#### Directive:
Copy down all of the data underneath, exactly as shown.

BEGIN Entries supplied

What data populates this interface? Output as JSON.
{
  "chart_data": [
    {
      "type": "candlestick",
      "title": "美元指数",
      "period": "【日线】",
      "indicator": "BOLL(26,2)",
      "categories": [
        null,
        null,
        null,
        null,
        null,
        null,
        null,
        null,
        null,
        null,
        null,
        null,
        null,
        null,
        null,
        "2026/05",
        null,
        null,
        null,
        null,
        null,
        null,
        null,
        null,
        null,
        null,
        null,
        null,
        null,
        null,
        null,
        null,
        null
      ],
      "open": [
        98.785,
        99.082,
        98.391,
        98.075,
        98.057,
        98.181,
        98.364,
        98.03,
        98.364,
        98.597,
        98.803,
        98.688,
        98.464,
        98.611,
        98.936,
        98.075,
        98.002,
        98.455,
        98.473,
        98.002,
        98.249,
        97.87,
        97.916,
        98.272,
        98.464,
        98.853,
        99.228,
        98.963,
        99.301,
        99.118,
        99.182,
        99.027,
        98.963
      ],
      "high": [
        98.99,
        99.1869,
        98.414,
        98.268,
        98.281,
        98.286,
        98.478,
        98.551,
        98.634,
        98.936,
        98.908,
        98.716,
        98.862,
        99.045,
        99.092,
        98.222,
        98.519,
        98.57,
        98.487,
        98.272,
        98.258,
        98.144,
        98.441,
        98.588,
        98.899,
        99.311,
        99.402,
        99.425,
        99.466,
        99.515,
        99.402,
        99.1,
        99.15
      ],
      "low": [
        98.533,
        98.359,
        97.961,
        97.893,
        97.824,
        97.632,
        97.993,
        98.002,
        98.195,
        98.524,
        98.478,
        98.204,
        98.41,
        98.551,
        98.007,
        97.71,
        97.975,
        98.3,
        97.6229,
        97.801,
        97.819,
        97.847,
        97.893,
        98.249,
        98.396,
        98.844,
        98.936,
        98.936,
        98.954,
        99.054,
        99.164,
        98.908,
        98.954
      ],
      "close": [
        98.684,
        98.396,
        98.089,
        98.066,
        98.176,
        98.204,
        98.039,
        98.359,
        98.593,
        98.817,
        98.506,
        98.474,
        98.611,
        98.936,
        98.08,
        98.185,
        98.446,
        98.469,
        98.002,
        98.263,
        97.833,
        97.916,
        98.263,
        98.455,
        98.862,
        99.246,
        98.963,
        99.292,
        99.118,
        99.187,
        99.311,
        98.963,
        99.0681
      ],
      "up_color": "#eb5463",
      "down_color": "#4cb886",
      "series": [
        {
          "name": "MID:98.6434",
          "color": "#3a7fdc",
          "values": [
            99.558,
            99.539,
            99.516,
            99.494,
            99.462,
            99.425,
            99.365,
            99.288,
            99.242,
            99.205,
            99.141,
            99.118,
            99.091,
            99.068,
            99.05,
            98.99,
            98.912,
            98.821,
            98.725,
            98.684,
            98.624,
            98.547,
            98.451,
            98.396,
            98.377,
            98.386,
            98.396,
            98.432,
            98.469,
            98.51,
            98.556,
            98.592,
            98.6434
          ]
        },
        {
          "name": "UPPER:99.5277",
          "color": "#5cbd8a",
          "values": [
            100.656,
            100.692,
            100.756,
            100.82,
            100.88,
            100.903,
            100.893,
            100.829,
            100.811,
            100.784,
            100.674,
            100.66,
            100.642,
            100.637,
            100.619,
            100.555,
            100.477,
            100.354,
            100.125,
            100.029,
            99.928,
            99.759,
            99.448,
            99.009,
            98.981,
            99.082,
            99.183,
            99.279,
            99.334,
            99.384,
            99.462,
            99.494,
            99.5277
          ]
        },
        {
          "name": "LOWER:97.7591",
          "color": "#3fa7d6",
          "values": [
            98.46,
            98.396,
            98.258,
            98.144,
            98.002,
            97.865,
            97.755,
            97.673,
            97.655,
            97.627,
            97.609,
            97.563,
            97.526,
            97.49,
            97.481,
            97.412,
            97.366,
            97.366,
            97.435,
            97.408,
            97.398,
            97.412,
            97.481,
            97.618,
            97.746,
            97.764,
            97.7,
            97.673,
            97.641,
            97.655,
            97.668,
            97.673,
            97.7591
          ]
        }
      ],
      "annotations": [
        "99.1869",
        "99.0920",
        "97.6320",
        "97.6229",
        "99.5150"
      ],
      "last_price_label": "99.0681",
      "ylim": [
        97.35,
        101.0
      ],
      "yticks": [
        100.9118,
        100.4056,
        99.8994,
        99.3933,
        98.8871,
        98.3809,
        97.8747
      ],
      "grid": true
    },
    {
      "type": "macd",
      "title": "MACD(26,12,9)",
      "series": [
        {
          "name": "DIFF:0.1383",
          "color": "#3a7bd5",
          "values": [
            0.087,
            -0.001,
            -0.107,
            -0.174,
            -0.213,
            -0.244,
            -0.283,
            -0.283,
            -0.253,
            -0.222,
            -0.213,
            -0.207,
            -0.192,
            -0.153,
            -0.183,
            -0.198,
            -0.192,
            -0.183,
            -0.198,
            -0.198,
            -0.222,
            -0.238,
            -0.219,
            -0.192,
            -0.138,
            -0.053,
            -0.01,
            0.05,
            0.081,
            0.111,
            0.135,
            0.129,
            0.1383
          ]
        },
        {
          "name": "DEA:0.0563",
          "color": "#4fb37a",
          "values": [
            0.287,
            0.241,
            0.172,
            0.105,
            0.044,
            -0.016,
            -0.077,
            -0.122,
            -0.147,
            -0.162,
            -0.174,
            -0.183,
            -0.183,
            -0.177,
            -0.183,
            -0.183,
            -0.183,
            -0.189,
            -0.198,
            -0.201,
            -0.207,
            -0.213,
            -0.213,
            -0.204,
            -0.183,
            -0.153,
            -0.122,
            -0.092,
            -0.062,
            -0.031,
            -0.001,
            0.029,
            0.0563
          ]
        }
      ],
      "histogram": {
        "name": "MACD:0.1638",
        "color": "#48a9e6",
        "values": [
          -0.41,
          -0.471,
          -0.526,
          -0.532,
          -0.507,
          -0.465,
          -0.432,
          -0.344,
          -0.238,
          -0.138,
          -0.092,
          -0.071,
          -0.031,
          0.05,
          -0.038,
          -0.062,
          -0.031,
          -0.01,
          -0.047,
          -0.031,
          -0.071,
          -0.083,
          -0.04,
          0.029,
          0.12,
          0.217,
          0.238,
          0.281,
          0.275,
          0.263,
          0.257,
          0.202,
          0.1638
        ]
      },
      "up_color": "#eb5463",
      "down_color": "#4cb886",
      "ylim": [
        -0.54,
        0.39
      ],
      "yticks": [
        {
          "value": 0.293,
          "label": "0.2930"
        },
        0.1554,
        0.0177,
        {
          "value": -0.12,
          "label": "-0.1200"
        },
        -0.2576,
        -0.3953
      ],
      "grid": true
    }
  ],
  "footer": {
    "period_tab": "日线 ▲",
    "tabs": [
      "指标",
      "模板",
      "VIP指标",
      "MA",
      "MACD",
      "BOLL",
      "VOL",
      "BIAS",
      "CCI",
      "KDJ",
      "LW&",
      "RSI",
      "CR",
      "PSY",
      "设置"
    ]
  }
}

END Entries supplied

#### Solution to the exercise:
What data populates this interface? Output as JSON.
{
  "chart_data": [
    {
      "type": "candlestick",
      "title": "美元指数",
      "period": "【日线】",
      "indicator": "BOLL(26,2)",
      "categories": [
        null,
        null,
        null,
        null,
        null,
        null,
        null,
        null,
        null,
        null,
        null,
        null,
        null,
        null,
        null,
        "2026/05",
        null,
        null,
        null,
        null,
        null,
        null,
        null,
        null,
        null,
        null,
        null,
        null,
        null,
        null,
        null,
        null,
        null
      ],
      "open": [
        98.785,
        99.082,
        98.391,
        98.075,
        98.057,
        98.181,
        98.364,
        98.03,
        98.364,
        98.597,
        98.803,
        98.688,
        98.464,
        98.611,
        98.936,
        98.075,
        98.002,
        98.455,
        98.473,
        98.002,
        98.249,
        97.87,
        97.916,
        98.272,
        98.464,
        98.853,
        99.228,
        98.963,
        99.301,
        99.118,
        99.182,
        99.027,
        98.963
      ],
      "high": [
        98.99,
        99.1869,
        98.414,
        98.268,
        98.281,
        98.286,
        98.478,
        98.551,
        98.634,
        98.936,
        98.908,
        98.716,
        98.862,
        99.045,
        99.092,
        98.222,
        98.519,
        98.57,
        98.487,
        98.272,
        98.258,
        98.144,
        98.441,
        98.588,
        98.899,
        99.311,
        99.402,
        99.425,
        99.466,
        99.515,
        99.402,
        99.1,
        99.15
      ],
      "low": [
        98.533,
        98.359,
        97.961,
        97.893,
        97.824,
        97.632,
        97.993,
        98.002,
        98.195,
        98.524,
        98.478,
        98.204,
        98.41,
        98.551,
        98.007,
        97.71,
        97.975,
        98.3,
        97.6229,
        97.801,
        97.819,
        97.847,
        97.893,
        98.249,
        98.396,
        98.844,
        98.936,
        98.936,
        98.954,
        99.054,
        99.164,
        98.908,
        98.954
      ],
      "close": [
        98.684,
        98.396,
        98.089,
        98.066,
        98.176,
        98.204,
        98.039,
        98.359,
        98.593,
        98.817,
        98.506,
        98.474,
        98.611,
        98.936,
        98.08,
        98.185,
        98.446,
        98.469,
        98.002,
        98.263,
        97.833,
        97.916,
        98.263,
        98.455,
        98.862,
        99.246,
        98.963,
        99.292,
        99.118,
        99.187,
        99.311,
        98.963,
        99.0681
      ],
      "up_color": "#eb5463",
      "down_color": "#4cb886",
      "series": [
        {
          "name": "MID:98.6434",
          "color": "#3a7fdc",
          "values": [
            99.558,
            99.539,
            99.516,
            99.494,
            99.462,
            99.425,
            99.365,
            99.288,
            99.242,
            99.205,
            99.141,
            99.118,
            99.091,
            99.068,
            99.05,
            98.99,
            98.912,
            98.821,
            98.725,
            98.684,
            98.624,
            98.547,
            98.451,
            98.396,
            98.377,
            98.386,
            98.396,
            98.432,
            98.469,
            98.51,
            98.556,
            98.592,
            98.6434
          ]
        },
        {
          "name": "UPPER:99.5277",
          "color": "#5cbd8a",
          "values": [
            100.656,
            100.692,
            100.756,
            100.82,
            100.88,
            100.903,
            100.893,
            100.829,
            100.811,
            100.784,
            100.674,
            100.66,
            100.642,
            100.637,
            100.619,
            100.555,
            100.477,
            100.354,
            100.125,
            100.029,
            99.928,
            99.759,
            99.448,
            99.009,
            98.981,
            99.082,
            99.183,
            99.279,
            99.334,
            99.384,
            99.462,
            99.494,
            99.5277
          ]
        },
        {
          "name": "LOWER:97.7591",
          "color": "#3fa7d6",
          "values": [
            98.46,
            98.396,
            98.258,
            98.144,
            98.002,
            97.865,
            97.755,
            97.673,
            97.655,
            97.627,
            97.609,
            97.563,
            97.526,
            97.49,
            97.481,
            97.412,
            97.366,
            97.366,
            97.435,
            97.408,
            97.398,
            97.412,
            97.481,
            97.618,
            97.746,
            97.764,
            97.7,
            97.673,
            97.641,
            97.655,
            97.668,
            97.673,
            97.7591
          ]
        }
      ],
      "annotations": [
        "99.1869",
        "99.0920",
        "97.6320",
        "97.6229",
        "99.5150"
      ],
      "last_price_label": "99.0681",
      "ylim": [
        97.35,
        101.0
      ],
      "yticks": [
        100.9118,
        100.4056,
        99.8994,
        99.3933,
        98.8871,
        98.3809,
        97.8747
      ],
      "grid": true
    },
    {
      "type": "macd",
      "title": "MACD(26,12,9)",
      "series": [
        {
          "name": "DIFF:0.1383",
          "color": "#3a7bd5",
          "values": [
            0.087,
            -0.001,
            -0.107,
            -0.174,
            -0.213,
            -0.244,
            -0.283,
            -0.283,
            -0.253,
            -0.222,
            -0.213,
            -0.207,
            -0.192,
            -0.153,
            -0.183,
            -0.198,
            -0.192,
            -0.183,
            -0.198,
            -0.198,
            -0.222,
            -0.238,
            -0.219,
            -0.192,
            -0.138,
            -0.053,
            -0.01,
            0.05,
            0.081,
            0.111,
            0.135,
            0.129,
            0.1383
          ]
        },
        {
          "name": "DEA:0.0563",
          "color": "#4fb37a",
          "values": [
            0.287,
            0.241,
            0.172,
            0.105,
            0.044,
            -0.016,
            -0.077,
            -0.122,
            -0.147,
            -0.162,
            -0.174,
            -0.183,
            -0.183,
            -0.177,
            -0.183,
            -0.183,
            -0.183,
            -0.189,
            -0.198,
            -0.201,
            -0.207,
            -0.213,
            -0.213,
            -0.204,
            -0.183,
            -0.153,
            -0.122,
            -0.092,
            -0.062,
            -0.031,
            -0.001,
            0.029,
            0.0563
          ]
        }
      ],
      "histogram": {
        "name": "MACD:0.1638",
        "color": "#48a9e6",
        "values": [
          -0.41,
          -0.471,
          -0.526,
          -0.532,
          -0.507,
          -0.465,
          -0.432,
          -0.344,
          -0.238,
          -0.138,
          -0.092,
          -0.071,
          -0.031,
          0.05,
          -0.038,
          -0.062,
          -0.031,
          -0.01,
          -0.047,
          -0.031,
          -0.071,
          -0.083,
          -0.04,
          0.029,
          0.12,
          0.217,
          0.238,
          0.281,
          0.275,
          0.263,
          0.257,
          0.202,
          0.1638
        ]
      },
      "up_color": "#eb5463",
      "down_color": "#4cb886",
      "ylim": [
        -0.54,
        0.39
      ],
      "yticks": [
        {
          "value": 0.293,
          "label": "0.2930"
        },
        0.1554,
        0.0177,
        {
          "value": -0.12,
          "label": "-0.1200"
        },
        -0.2576,
        -0.3953
      ],
      "grid": true
    }
  ],
  "footer": {
    "period_tab": "日线 ▲",
    "tabs": [
      "指标",
      "模板",
      "VIP指标",
      "MA",
      "MACD",
      "BOLL",
      "VOL",
      "BIAS",
      "CCI",
      "KDJ",
      "LW&",
      "RSI",
      "CR",
      "PSY",
      "设置"
    ]
  }
}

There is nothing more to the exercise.